Directions for this task
Take every line that has the string "hits" and copy it out.

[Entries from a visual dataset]
#####
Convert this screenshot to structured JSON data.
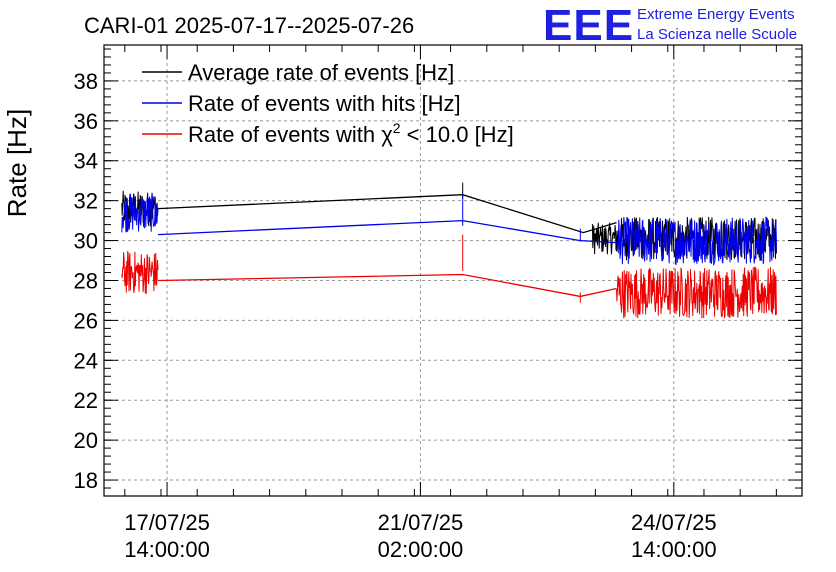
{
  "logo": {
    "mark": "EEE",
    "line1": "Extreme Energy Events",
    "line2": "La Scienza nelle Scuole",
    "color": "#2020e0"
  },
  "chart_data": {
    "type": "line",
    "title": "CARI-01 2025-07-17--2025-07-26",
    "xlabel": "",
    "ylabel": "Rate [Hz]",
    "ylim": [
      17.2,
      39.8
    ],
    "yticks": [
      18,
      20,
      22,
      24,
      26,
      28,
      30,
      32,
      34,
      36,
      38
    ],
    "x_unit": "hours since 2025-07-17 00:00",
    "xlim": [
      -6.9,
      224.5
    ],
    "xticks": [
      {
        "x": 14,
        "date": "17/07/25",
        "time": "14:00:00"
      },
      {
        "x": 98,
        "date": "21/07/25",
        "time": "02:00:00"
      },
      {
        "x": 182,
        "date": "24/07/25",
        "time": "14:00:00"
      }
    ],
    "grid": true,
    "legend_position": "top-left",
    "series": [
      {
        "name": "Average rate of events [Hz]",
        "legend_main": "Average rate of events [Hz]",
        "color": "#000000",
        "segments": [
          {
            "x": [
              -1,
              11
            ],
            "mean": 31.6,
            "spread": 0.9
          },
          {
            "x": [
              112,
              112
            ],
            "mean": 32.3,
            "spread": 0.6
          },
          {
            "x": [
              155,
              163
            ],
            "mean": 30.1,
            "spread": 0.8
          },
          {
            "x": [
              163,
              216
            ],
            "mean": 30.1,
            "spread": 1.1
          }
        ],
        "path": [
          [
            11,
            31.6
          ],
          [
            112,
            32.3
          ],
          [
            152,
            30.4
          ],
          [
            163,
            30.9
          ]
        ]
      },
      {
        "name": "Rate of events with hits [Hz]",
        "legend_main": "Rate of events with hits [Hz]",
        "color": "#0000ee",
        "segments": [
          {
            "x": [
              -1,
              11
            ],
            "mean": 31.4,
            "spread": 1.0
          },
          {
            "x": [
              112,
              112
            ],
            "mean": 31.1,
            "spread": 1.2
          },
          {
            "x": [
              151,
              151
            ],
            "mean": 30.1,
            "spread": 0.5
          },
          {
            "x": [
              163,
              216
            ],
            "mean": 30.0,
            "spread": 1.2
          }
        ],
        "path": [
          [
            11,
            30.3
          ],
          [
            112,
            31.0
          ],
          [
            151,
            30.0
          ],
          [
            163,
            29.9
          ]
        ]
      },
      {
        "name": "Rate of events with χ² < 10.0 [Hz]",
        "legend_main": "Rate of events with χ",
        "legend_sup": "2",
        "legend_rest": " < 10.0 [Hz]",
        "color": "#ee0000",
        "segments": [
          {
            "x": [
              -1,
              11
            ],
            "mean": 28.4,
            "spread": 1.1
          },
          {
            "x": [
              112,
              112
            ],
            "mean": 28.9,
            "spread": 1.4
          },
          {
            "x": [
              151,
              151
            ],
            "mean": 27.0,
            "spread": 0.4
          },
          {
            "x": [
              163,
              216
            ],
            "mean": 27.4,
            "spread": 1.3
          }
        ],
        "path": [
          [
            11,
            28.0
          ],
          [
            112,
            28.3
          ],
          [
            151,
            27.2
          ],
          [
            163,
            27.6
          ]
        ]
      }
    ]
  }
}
#####
Solution
        "name": "Rate of events with hits [Hz]",
        "legend_main": "Rate of events with hits [Hz]",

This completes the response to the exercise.